What you are asked to do
Wherever "Variance" appears in a line, list that line.
======== Material supplied ========
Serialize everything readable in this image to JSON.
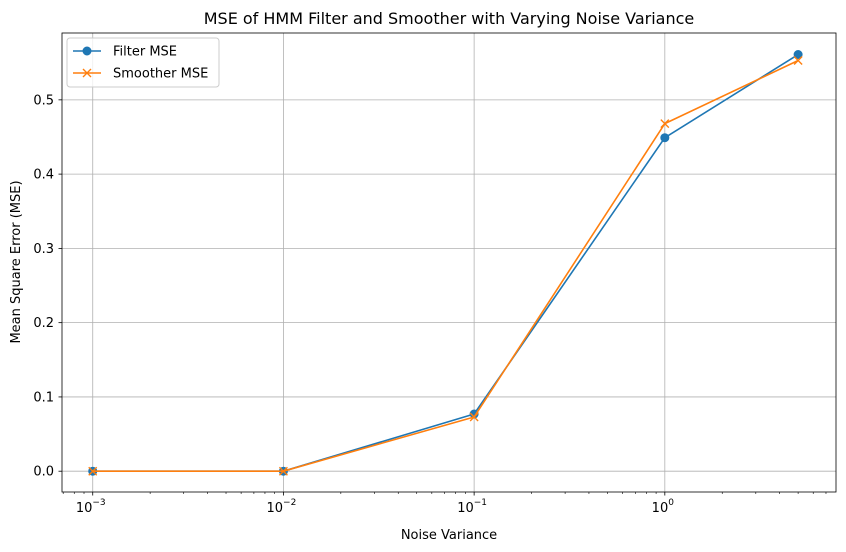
{
  "chart_data": {
    "type": "line",
    "title": "MSE of HMM Filter and Smoother with Varying Noise Variance",
    "xlabel": "Noise Variance",
    "ylabel": "Mean Square Error (MSE)",
    "xscale": "log",
    "xlim": [
      0.00069,
      7.9
    ],
    "ylim": [
      -0.028,
      0.59
    ],
    "grid": true,
    "legend_position": "top-left",
    "x": [
      0.001,
      0.01,
      0.1,
      1,
      5
    ],
    "x_ticks": [
      {
        "value": 0.001,
        "base": "10",
        "exp": "−3"
      },
      {
        "value": 0.01,
        "base": "10",
        "exp": "−2"
      },
      {
        "value": 0.1,
        "base": "10",
        "exp": "−1"
      },
      {
        "value": 1,
        "base": "10",
        "exp": "0"
      }
    ],
    "y_ticks": [
      {
        "value": 0.0,
        "label": "0.0"
      },
      {
        "value": 0.1,
        "label": "0.1"
      },
      {
        "value": 0.2,
        "label": "0.2"
      },
      {
        "value": 0.3,
        "label": "0.3"
      },
      {
        "value": 0.4,
        "label": "0.4"
      },
      {
        "value": 0.5,
        "label": "0.5"
      }
    ],
    "series": [
      {
        "name": "Filter MSE",
        "color": "#1f77b4",
        "marker": "circle",
        "values": [
          0.0,
          0.0,
          0.077,
          0.449,
          0.561
        ]
      },
      {
        "name": "Smoother MSE",
        "color": "#ff7f0e",
        "marker": "x",
        "values": [
          0.0,
          0.0,
          0.073,
          0.468,
          0.553
        ]
      }
    ]
  }
}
========
Solution to this exercise
    "title": "MSE of HMM Filter and Smoother with Varying Noise Variance",
    "xlabel": "Noise Variance",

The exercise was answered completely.